[Start Given data]
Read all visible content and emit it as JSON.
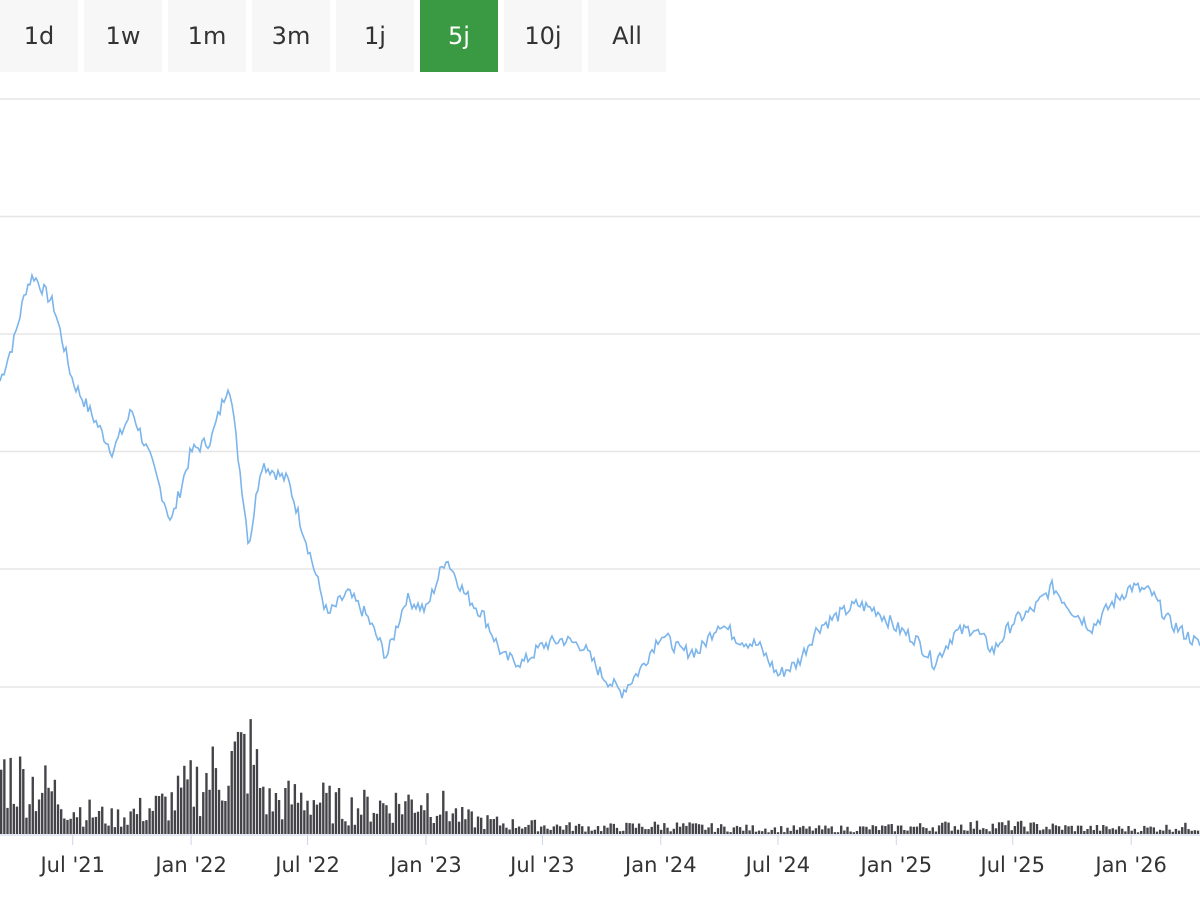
{
  "range_selector": {
    "buttons": [
      "1d",
      "1w",
      "1m",
      "3m",
      "1j",
      "5j",
      "10j",
      "All"
    ],
    "active": "5j"
  },
  "colors": {
    "price_line": "#7cb5ec",
    "volume_bars": "#434348",
    "active_button": "#3a9a43",
    "gridline": "#e6e6e6"
  },
  "chart_data": {
    "type": "line",
    "title": "",
    "xlabel": "",
    "ylabel": "",
    "x_range": [
      "2021-03-10",
      "2026-04-18"
    ],
    "x_ticks": [
      {
        "date": "2021-07-01",
        "label": "Jul '21"
      },
      {
        "date": "2022-01-01",
        "label": "Jan '22"
      },
      {
        "date": "2022-07-01",
        "label": "Jul '22"
      },
      {
        "date": "2023-01-01",
        "label": "Jan '23"
      },
      {
        "date": "2023-07-01",
        "label": "Jul '23"
      },
      {
        "date": "2024-01-01",
        "label": "Jan '24"
      },
      {
        "date": "2024-07-01",
        "label": "Jul '24"
      },
      {
        "date": "2025-01-01",
        "label": "Jan '25"
      },
      {
        "date": "2025-07-01",
        "label": "Jul '25"
      },
      {
        "date": "2026-01-01",
        "label": "Jan '26"
      }
    ],
    "price_axis_range": [
      0,
      5
    ],
    "price_gridlines": [
      1,
      2,
      3,
      4,
      5
    ],
    "volume_axis_range": [
      0,
      100
    ],
    "grid": true,
    "legend": "none",
    "price": [
      {
        "x": "2021-03-10",
        "y": 2.6
      },
      {
        "x": "2021-04-01",
        "y": 2.95
      },
      {
        "x": "2021-04-20",
        "y": 3.4
      },
      {
        "x": "2021-05-01",
        "y": 3.5
      },
      {
        "x": "2021-06-01",
        "y": 3.25
      },
      {
        "x": "2021-07-01",
        "y": 2.6
      },
      {
        "x": "2021-08-01",
        "y": 2.3
      },
      {
        "x": "2021-09-01",
        "y": 2.0
      },
      {
        "x": "2021-10-01",
        "y": 2.35
      },
      {
        "x": "2021-11-01",
        "y": 1.9
      },
      {
        "x": "2021-12-01",
        "y": 1.4
      },
      {
        "x": "2022-01-01",
        "y": 2.0
      },
      {
        "x": "2022-02-01",
        "y": 2.1
      },
      {
        "x": "2022-03-01",
        "y": 2.6
      },
      {
        "x": "2022-04-01",
        "y": 1.2
      },
      {
        "x": "2022-04-20",
        "y": 1.9
      },
      {
        "x": "2022-06-01",
        "y": 1.75
      },
      {
        "x": "2022-07-01",
        "y": 1.2
      },
      {
        "x": "2022-08-01",
        "y": 0.6
      },
      {
        "x": "2022-09-01",
        "y": 0.8
      },
      {
        "x": "2022-10-01",
        "y": 0.6
      },
      {
        "x": "2022-11-01",
        "y": 0.25
      },
      {
        "x": "2022-12-01",
        "y": 0.75
      },
      {
        "x": "2023-01-01",
        "y": 0.65
      },
      {
        "x": "2023-02-01",
        "y": 1.1
      },
      {
        "x": "2023-03-01",
        "y": 0.8
      },
      {
        "x": "2023-04-01",
        "y": 0.6
      },
      {
        "x": "2023-05-01",
        "y": 0.25
      },
      {
        "x": "2023-06-01",
        "y": 0.2
      },
      {
        "x": "2023-07-01",
        "y": 0.35
      },
      {
        "x": "2023-08-01",
        "y": 0.4
      },
      {
        "x": "2023-09-01",
        "y": 0.35
      },
      {
        "x": "2023-10-01",
        "y": 0.1
      },
      {
        "x": "2023-11-01",
        "y": -0.05
      },
      {
        "x": "2023-12-01",
        "y": 0.15
      },
      {
        "x": "2024-01-01",
        "y": 0.45
      },
      {
        "x": "2024-02-01",
        "y": 0.3
      },
      {
        "x": "2024-03-01",
        "y": 0.3
      },
      {
        "x": "2024-04-01",
        "y": 0.55
      },
      {
        "x": "2024-05-01",
        "y": 0.4
      },
      {
        "x": "2024-06-01",
        "y": 0.35
      },
      {
        "x": "2024-07-01",
        "y": 0.1
      },
      {
        "x": "2024-08-01",
        "y": 0.2
      },
      {
        "x": "2024-09-01",
        "y": 0.5
      },
      {
        "x": "2024-10-01",
        "y": 0.6
      },
      {
        "x": "2024-11-01",
        "y": 0.7
      },
      {
        "x": "2024-12-01",
        "y": 0.65
      },
      {
        "x": "2025-01-01",
        "y": 0.5
      },
      {
        "x": "2025-02-01",
        "y": 0.4
      },
      {
        "x": "2025-03-01",
        "y": 0.2
      },
      {
        "x": "2025-04-01",
        "y": 0.45
      },
      {
        "x": "2025-05-01",
        "y": 0.5
      },
      {
        "x": "2025-06-01",
        "y": 0.3
      },
      {
        "x": "2025-07-01",
        "y": 0.55
      },
      {
        "x": "2025-08-01",
        "y": 0.65
      },
      {
        "x": "2025-09-01",
        "y": 0.85
      },
      {
        "x": "2025-10-01",
        "y": 0.65
      },
      {
        "x": "2025-11-01",
        "y": 0.5
      },
      {
        "x": "2025-12-01",
        "y": 0.7
      },
      {
        "x": "2026-01-01",
        "y": 0.85
      },
      {
        "x": "2026-02-01",
        "y": 0.8
      },
      {
        "x": "2026-03-01",
        "y": 0.55
      },
      {
        "x": "2026-04-18",
        "y": 0.35
      }
    ],
    "volume": [
      {
        "x": "2021-03-10",
        "y": 60
      },
      {
        "x": "2021-06-01",
        "y": 40
      },
      {
        "x": "2021-07-01",
        "y": 25
      },
      {
        "x": "2021-09-01",
        "y": 15
      },
      {
        "x": "2021-12-01",
        "y": 30
      },
      {
        "x": "2022-01-01",
        "y": 45
      },
      {
        "x": "2022-03-01",
        "y": 65
      },
      {
        "x": "2022-04-01",
        "y": 80
      },
      {
        "x": "2022-05-01",
        "y": 30
      },
      {
        "x": "2022-07-01",
        "y": 35
      },
      {
        "x": "2022-09-01",
        "y": 25
      },
      {
        "x": "2022-12-01",
        "y": 30
      },
      {
        "x": "2023-01-01",
        "y": 35
      },
      {
        "x": "2023-03-01",
        "y": 15
      },
      {
        "x": "2023-05-01",
        "y": 10
      },
      {
        "x": "2023-07-01",
        "y": 8
      },
      {
        "x": "2023-10-01",
        "y": 6
      },
      {
        "x": "2024-01-01",
        "y": 8
      },
      {
        "x": "2024-04-01",
        "y": 6
      },
      {
        "x": "2024-07-01",
        "y": 5
      },
      {
        "x": "2024-10-01",
        "y": 5
      },
      {
        "x": "2025-01-01",
        "y": 6
      },
      {
        "x": "2025-04-01",
        "y": 8
      },
      {
        "x": "2025-07-01",
        "y": 8
      },
      {
        "x": "2025-10-01",
        "y": 6
      },
      {
        "x": "2026-01-01",
        "y": 5
      },
      {
        "x": "2026-04-18",
        "y": 7
      }
    ]
  }
}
[End Given data]
Exercise aim:
Omit each picture, then return all of the listing exactly as it stands.

Exercise result:
Read all visible content and emit it as JSON.
{
  "range_selector": {
    "buttons": [
      "1d",
      "1w",
      "1m",
      "3m",
      "1j",
      "5j",
      "10j",
      "All"
    ],
    "active": "5j"
  },
  "colors": {
    "price_line": "#7cb5ec",
    "volume_bars": "#434348",
    "active_button": "#3a9a43",
    "gridline": "#e6e6e6"
  },
  "chart_data": {
    "type": "line",
    "title": "",
    "xlabel": "",
    "ylabel": "",
    "x_range": [
      "2021-03-10",
      "2026-04-18"
    ],
    "x_ticks": [
      {
        "date": "2021-07-01",
        "label": "Jul '21"
      },
      {
        "date": "2022-01-01",
        "label": "Jan '22"
      },
      {
        "date": "2022-07-01",
        "label": "Jul '22"
      },
      {
        "date": "2023-01-01",
        "label": "Jan '23"
      },
      {
        "date": "2023-07-01",
        "label": "Jul '23"
      },
      {
        "date": "2024-01-01",
        "label": "Jan '24"
      },
      {
        "date": "2024-07-01",
        "label": "Jul '24"
      },
      {
        "date": "2025-01-01",
        "label": "Jan '25"
      },
      {
        "date": "2025-07-01",
        "label": "Jul '25"
      },
      {
        "date": "2026-01-01",
        "label": "Jan '26"
      }
    ],
    "price_axis_range": [
      0,
      5
    ],
    "price_gridlines": [
      1,
      2,
      3,
      4,
      5
    ],
    "volume_axis_range": [
      0,
      100
    ],
    "grid": true,
    "legend": "none",
    "price": [
      {
        "x": "2021-03-10",
        "y": 2.6
      },
      {
        "x": "2021-04-01",
        "y": 2.95
      },
      {
        "x": "2021-04-20",
        "y": 3.4
      },
      {
        "x": "2021-05-01",
        "y": 3.5
      },
      {
        "x": "2021-06-01",
        "y": 3.25
      },
      {
        "x": "2021-07-01",
        "y": 2.6
      },
      {
        "x": "2021-08-01",
        "y": 2.3
      },
      {
        "x": "2021-09-01",
        "y": 2.0
      },
      {
        "x": "2021-10-01",
        "y": 2.35
      },
      {
        "x": "2021-11-01",
        "y": 1.9
      },
      {
        "x": "2021-12-01",
        "y": 1.4
      },
      {
        "x": "2022-01-01",
        "y": 2.0
      },
      {
        "x": "2022-02-01",
        "y": 2.1
      },
      {
        "x": "2022-03-01",
        "y": 2.6
      },
      {
        "x": "2022-04-01",
        "y": 1.2
      },
      {
        "x": "2022-04-20",
        "y": 1.9
      },
      {
        "x": "2022-06-01",
        "y": 1.75
      },
      {
        "x": "2022-07-01",
        "y": 1.2
      },
      {
        "x": "2022-08-01",
        "y": 0.6
      },
      {
        "x": "2022-09-01",
        "y": 0.8
      },
      {
        "x": "2022-10-01",
        "y": 0.6
      },
      {
        "x": "2022-11-01",
        "y": 0.25
      },
      {
        "x": "2022-12-01",
        "y": 0.75
      },
      {
        "x": "2023-01-01",
        "y": 0.65
      },
      {
        "x": "2023-02-01",
        "y": 1.1
      },
      {
        "x": "2023-03-01",
        "y": 0.8
      },
      {
        "x": "2023-04-01",
        "y": 0.6
      },
      {
        "x": "2023-05-01",
        "y": 0.25
      },
      {
        "x": "2023-06-01",
        "y": 0.2
      },
      {
        "x": "2023-07-01",
        "y": 0.35
      },
      {
        "x": "2023-08-01",
        "y": 0.4
      },
      {
        "x": "2023-09-01",
        "y": 0.35
      },
      {
        "x": "2023-10-01",
        "y": 0.1
      },
      {
        "x": "2023-11-01",
        "y": -0.05
      },
      {
        "x": "2023-12-01",
        "y": 0.15
      },
      {
        "x": "2024-01-01",
        "y": 0.45
      },
      {
        "x": "2024-02-01",
        "y": 0.3
      },
      {
        "x": "2024-03-01",
        "y": 0.3
      },
      {
        "x": "2024-04-01",
        "y": 0.55
      },
      {
        "x": "2024-05-01",
        "y": 0.4
      },
      {
        "x": "2024-06-01",
        "y": 0.35
      },
      {
        "x": "2024-07-01",
        "y": 0.1
      },
      {
        "x": "2024-08-01",
        "y": 0.2
      },
      {
        "x": "2024-09-01",
        "y": 0.5
      },
      {
        "x": "2024-10-01",
        "y": 0.6
      },
      {
        "x": "2024-11-01",
        "y": 0.7
      },
      {
        "x": "2024-12-01",
        "y": 0.65
      },
      {
        "x": "2025-01-01",
        "y": 0.5
      },
      {
        "x": "2025-02-01",
        "y": 0.4
      },
      {
        "x": "2025-03-01",
        "y": 0.2
      },
      {
        "x": "2025-04-01",
        "y": 0.45
      },
      {
        "x": "2025-05-01",
        "y": 0.5
      },
      {
        "x": "2025-06-01",
        "y": 0.3
      },
      {
        "x": "2025-07-01",
        "y": 0.55
      },
      {
        "x": "2025-08-01",
        "y": 0.65
      },
      {
        "x": "2025-09-01",
        "y": 0.85
      },
      {
        "x": "2025-10-01",
        "y": 0.65
      },
      {
        "x": "2025-11-01",
        "y": 0.5
      },
      {
        "x": "2025-12-01",
        "y": 0.7
      },
      {
        "x": "2026-01-01",
        "y": 0.85
      },
      {
        "x": "2026-02-01",
        "y": 0.8
      },
      {
        "x": "2026-03-01",
        "y": 0.55
      },
      {
        "x": "2026-04-18",
        "y": 0.35
      }
    ],
    "volume": [
      {
        "x": "2021-03-10",
        "y": 60
      },
      {
        "x": "2021-06-01",
        "y": 40
      },
      {
        "x": "2021-07-01",
        "y": 25
      },
      {
        "x": "2021-09-01",
        "y": 15
      },
      {
        "x": "2021-12-01",
        "y": 30
      },
      {
        "x": "2022-01-01",
        "y": 45
      },
      {
        "x": "2022-03-01",
        "y": 65
      },
      {
        "x": "2022-04-01",
        "y": 80
      },
      {
        "x": "2022-05-01",
        "y": 30
      },
      {
        "x": "2022-07-01",
        "y": 35
      },
      {
        "x": "2022-09-01",
        "y": 25
      },
      {
        "x": "2022-12-01",
        "y": 30
      },
      {
        "x": "2023-01-01",
        "y": 35
      },
      {
        "x": "2023-03-01",
        "y": 15
      },
      {
        "x": "2023-05-01",
        "y": 10
      },
      {
        "x": "2023-07-01",
        "y": 8
      },
      {
        "x": "2023-10-01",
        "y": 6
      },
      {
        "x": "2024-01-01",
        "y": 8
      },
      {
        "x": "2024-04-01",
        "y": 6
      },
      {
        "x": "2024-07-01",
        "y": 5
      },
      {
        "x": "2024-10-01",
        "y": 5
      },
      {
        "x": "2025-01-01",
        "y": 6
      },
      {
        "x": "2025-04-01",
        "y": 8
      },
      {
        "x": "2025-07-01",
        "y": 8
      },
      {
        "x": "2025-10-01",
        "y": 6
      },
      {
        "x": "2026-01-01",
        "y": 5
      },
      {
        "x": "2026-04-18",
        "y": 7
      }
    ]
  }
}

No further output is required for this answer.